== INSTRUCTIONS FOR THE TASK ==
Gather the lines below that include the string "JSON", copying each in full.

== MATERIAL PROVIDED ==
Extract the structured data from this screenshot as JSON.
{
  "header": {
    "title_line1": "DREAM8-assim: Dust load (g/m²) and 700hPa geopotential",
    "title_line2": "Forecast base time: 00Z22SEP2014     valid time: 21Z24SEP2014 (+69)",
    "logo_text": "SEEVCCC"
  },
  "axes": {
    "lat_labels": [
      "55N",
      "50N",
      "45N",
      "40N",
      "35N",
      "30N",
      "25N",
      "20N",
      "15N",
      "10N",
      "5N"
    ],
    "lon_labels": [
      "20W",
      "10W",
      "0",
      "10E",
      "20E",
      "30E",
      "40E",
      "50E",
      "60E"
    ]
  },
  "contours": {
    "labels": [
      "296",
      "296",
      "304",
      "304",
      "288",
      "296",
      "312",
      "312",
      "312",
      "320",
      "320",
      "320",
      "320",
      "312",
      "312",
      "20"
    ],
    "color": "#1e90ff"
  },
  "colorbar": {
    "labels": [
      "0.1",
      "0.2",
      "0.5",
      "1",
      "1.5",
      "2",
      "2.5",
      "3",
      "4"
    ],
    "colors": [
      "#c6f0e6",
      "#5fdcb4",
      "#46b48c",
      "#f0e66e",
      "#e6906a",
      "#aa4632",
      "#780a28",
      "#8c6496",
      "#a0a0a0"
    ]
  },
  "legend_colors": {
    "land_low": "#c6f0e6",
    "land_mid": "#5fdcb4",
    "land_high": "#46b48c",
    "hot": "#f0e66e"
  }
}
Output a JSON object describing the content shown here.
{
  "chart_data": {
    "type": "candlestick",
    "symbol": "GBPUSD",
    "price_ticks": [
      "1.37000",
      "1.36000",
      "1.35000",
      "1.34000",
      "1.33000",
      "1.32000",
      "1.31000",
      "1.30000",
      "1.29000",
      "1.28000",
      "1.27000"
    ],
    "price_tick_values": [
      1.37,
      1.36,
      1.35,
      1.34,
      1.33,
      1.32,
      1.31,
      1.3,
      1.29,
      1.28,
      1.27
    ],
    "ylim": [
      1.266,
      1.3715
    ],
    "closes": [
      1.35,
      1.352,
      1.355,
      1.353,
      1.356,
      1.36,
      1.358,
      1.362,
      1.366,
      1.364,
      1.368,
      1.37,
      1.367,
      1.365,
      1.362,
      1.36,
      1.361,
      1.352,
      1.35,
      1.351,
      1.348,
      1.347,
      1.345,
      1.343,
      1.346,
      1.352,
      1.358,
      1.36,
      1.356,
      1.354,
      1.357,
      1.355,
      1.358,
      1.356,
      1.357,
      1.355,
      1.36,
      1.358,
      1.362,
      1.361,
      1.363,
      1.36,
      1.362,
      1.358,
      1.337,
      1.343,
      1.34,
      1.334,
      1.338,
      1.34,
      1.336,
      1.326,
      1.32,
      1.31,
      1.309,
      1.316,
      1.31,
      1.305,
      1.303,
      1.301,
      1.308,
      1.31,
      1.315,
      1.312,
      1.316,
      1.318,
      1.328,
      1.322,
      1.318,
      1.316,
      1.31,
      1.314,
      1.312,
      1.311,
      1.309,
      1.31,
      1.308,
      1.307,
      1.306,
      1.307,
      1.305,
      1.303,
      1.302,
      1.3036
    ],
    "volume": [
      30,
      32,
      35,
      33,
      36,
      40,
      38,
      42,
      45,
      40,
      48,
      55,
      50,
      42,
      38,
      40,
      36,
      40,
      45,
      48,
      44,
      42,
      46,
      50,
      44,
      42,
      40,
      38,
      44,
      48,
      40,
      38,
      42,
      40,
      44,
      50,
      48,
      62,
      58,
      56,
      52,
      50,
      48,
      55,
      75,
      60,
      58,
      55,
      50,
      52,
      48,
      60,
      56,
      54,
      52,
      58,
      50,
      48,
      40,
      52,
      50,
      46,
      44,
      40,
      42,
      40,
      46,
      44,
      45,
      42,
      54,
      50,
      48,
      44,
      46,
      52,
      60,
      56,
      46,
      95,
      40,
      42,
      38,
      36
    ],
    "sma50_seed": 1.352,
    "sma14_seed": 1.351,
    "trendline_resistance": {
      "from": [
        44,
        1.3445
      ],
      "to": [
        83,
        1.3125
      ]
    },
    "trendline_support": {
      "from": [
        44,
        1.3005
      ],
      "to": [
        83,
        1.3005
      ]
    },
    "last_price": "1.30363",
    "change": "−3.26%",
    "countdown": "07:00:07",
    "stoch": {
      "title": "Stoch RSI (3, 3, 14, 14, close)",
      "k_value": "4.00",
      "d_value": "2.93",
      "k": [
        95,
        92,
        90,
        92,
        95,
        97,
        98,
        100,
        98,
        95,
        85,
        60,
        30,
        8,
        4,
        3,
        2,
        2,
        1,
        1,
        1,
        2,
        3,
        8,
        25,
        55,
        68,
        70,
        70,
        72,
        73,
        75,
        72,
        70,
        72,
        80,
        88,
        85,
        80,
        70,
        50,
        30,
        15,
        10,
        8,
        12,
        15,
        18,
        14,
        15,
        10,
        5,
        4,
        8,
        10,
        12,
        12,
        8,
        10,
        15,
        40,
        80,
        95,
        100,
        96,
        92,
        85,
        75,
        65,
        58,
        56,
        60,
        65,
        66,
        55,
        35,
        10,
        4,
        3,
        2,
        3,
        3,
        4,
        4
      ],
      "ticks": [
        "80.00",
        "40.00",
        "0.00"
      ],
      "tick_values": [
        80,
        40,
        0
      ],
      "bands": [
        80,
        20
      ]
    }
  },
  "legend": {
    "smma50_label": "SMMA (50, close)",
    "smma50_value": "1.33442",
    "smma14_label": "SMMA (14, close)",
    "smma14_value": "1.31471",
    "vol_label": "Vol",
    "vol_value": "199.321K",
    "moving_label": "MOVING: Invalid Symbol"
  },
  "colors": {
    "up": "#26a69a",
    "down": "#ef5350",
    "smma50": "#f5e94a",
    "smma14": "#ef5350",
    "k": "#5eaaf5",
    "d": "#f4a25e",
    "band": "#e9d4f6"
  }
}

== REPLY ==
Extract the structured data from this screenshot as JSON.
Output a JSON object describing the content shown here.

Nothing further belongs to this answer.